[TASK INPUT start]

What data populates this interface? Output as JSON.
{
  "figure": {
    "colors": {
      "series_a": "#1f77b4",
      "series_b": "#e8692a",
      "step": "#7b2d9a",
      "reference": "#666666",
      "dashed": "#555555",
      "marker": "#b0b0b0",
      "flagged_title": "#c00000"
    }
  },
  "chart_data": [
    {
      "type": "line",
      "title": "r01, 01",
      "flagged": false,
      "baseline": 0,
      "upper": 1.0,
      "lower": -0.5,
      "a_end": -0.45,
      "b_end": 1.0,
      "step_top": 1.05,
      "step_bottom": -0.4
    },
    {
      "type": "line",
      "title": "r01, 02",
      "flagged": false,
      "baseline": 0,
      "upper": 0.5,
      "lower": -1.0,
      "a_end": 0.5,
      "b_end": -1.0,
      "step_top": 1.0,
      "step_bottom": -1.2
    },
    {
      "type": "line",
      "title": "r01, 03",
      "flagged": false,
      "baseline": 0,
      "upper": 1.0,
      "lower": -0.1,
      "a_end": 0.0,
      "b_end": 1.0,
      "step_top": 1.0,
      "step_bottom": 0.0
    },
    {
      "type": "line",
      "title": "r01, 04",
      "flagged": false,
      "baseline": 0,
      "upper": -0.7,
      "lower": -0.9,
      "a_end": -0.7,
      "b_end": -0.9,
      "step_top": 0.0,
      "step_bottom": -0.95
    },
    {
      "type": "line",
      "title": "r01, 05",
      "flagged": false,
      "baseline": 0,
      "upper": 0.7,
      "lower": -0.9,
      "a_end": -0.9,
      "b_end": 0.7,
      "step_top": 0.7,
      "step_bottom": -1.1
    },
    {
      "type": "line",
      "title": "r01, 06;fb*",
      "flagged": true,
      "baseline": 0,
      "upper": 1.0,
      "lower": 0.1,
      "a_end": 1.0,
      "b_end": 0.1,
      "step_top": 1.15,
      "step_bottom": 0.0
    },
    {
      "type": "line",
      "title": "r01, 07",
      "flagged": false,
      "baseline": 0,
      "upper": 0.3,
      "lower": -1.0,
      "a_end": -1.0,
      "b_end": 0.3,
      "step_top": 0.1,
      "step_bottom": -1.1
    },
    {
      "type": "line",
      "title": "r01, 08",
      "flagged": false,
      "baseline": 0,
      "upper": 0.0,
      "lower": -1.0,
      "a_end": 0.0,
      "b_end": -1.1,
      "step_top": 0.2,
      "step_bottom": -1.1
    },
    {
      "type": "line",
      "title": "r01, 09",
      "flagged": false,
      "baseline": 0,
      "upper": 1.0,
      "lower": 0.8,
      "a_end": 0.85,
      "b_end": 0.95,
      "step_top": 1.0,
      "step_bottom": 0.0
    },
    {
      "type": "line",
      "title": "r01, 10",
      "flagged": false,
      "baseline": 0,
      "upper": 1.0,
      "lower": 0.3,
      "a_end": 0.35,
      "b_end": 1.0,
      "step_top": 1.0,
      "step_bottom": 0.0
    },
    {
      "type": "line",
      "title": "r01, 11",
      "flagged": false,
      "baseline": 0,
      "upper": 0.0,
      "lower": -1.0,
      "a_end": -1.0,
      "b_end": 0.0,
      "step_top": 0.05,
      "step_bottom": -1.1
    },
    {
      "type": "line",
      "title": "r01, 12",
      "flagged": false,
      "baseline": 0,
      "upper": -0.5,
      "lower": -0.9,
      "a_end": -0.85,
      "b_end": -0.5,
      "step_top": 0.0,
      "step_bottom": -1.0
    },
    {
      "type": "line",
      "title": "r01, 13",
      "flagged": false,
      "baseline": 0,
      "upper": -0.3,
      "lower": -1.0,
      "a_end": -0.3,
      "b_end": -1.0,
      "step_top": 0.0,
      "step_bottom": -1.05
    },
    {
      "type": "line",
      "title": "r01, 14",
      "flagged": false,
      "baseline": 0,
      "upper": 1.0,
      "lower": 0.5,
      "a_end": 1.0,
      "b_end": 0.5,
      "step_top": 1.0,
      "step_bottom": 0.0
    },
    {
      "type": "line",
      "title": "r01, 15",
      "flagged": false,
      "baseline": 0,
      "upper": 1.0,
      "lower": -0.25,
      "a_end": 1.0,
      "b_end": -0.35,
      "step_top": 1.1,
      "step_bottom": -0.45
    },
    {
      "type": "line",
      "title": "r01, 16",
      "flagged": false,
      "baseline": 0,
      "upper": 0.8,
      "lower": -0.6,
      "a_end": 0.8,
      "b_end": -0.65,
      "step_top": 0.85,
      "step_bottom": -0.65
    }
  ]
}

[TASK INPUT end]

### BRIEF
Repeat the entries above exactly, leaving nothing out.

### THE COMPLETED TASK
What data populates this interface? Output as JSON.
{
  "figure": {
    "colors": {
      "series_a": "#1f77b4",
      "series_b": "#e8692a",
      "step": "#7b2d9a",
      "reference": "#666666",
      "dashed": "#555555",
      "marker": "#b0b0b0",
      "flagged_title": "#c00000"
    }
  },
  "chart_data": [
    {
      "type": "line",
      "title": "r01, 01",
      "flagged": false,
      "baseline": 0,
      "upper": 1.0,
      "lower": -0.5,
      "a_end": -0.45,
      "b_end": 1.0,
      "step_top": 1.05,
      "step_bottom": -0.4
    },
    {
      "type": "line",
      "title": "r01, 02",
      "flagged": false,
      "baseline": 0,
      "upper": 0.5,
      "lower": -1.0,
      "a_end": 0.5,
      "b_end": -1.0,
      "step_top": 1.0,
      "step_bottom": -1.2
    },
    {
      "type": "line",
      "title": "r01, 03",
      "flagged": false,
      "baseline": 0,
      "upper": 1.0,
      "lower": -0.1,
      "a_end": 0.0,
      "b_end": 1.0,
      "step_top": 1.0,
      "step_bottom": 0.0
    },
    {
      "type": "line",
      "title": "r01, 04",
      "flagged": false,
      "baseline": 0,
      "upper": -0.7,
      "lower": -0.9,
      "a_end": -0.7,
      "b_end": -0.9,
      "step_top": 0.0,
      "step_bottom": -0.95
    },
    {
      "type": "line",
      "title": "r01, 05",
      "flagged": false,
      "baseline": 0,
      "upper": 0.7,
      "lower": -0.9,
      "a_end": -0.9,
      "b_end": 0.7,
      "step_top": 0.7,
      "step_bottom": -1.1
    },
    {
      "type": "line",
      "title": "r01, 06;fb*",
      "flagged": true,
      "baseline": 0,
      "upper": 1.0,
      "lower": 0.1,
      "a_end": 1.0,
      "b_end": 0.1,
      "step_top": 1.15,
      "step_bottom": 0.0
    },
    {
      "type": "line",
      "title": "r01, 07",
      "flagged": false,
      "baseline": 0,
      "upper": 0.3,
      "lower": -1.0,
      "a_end": -1.0,
      "b_end": 0.3,
      "step_top": 0.1,
      "step_bottom": -1.1
    },
    {
      "type": "line",
      "title": "r01, 08",
      "flagged": false,
      "baseline": 0,
      "upper": 0.0,
      "lower": -1.0,
      "a_end": 0.0,
      "b_end": -1.1,
      "step_top": 0.2,
      "step_bottom": -1.1
    },
    {
      "type": "line",
      "title": "r01, 09",
      "flagged": false,
      "baseline": 0,
      "upper": 1.0,
      "lower": 0.8,
      "a_end": 0.85,
      "b_end": 0.95,
      "step_top": 1.0,
      "step_bottom": 0.0
    },
    {
      "type": "line",
      "title": "r01, 10",
      "flagged": false,
      "baseline": 0,
      "upper": 1.0,
      "lower": 0.3,
      "a_end": 0.35,
      "b_end": 1.0,
      "step_top": 1.0,
      "step_bottom": 0.0
    },
    {
      "type": "line",
      "title": "r01, 11",
      "flagged": false,
      "baseline": 0,
      "upper": 0.0,
      "lower": -1.0,
      "a_end": -1.0,
      "b_end": 0.0,
      "step_top": 0.05,
      "step_bottom": -1.1
    },
    {
      "type": "line",
      "title": "r01, 12",
      "flagged": false,
      "baseline": 0,
      "upper": -0.5,
      "lower": -0.9,
      "a_end": -0.85,
      "b_end": -0.5,
      "step_top": 0.0,
      "step_bottom": -1.0
    },
    {
      "type": "line",
      "title": "r01, 13",
      "flagged": false,
      "baseline": 0,
      "upper": -0.3,
      "lower": -1.0,
      "a_end": -0.3,
      "b_end": -1.0,
      "step_top": 0.0,
      "step_bottom": -1.05
    },
    {
      "type": "line",
      "title": "r01, 14",
      "flagged": false,
      "baseline": 0,
      "upper": 1.0,
      "lower": 0.5,
      "a_end": 1.0,
      "b_end": 0.5,
      "step_top": 1.0,
      "step_bottom": 0.0
    },
    {
      "type": "line",
      "title": "r01, 15",
      "flagged": false,
      "baseline": 0,
      "upper": 1.0,
      "lower": -0.25,
      "a_end": 1.0,
      "b_end": -0.35,
      "step_top": 1.1,
      "step_bottom": -0.45
    },
    {
      "type": "line",
      "title": "r01, 16",
      "flagged": false,
      "baseline": 0,
      "upper": 0.8,
      "lower": -0.6,
      "a_end": 0.8,
      "b_end": -0.65,
      "step_top": 0.85,
      "step_bottom": -0.65
    }
  ]
}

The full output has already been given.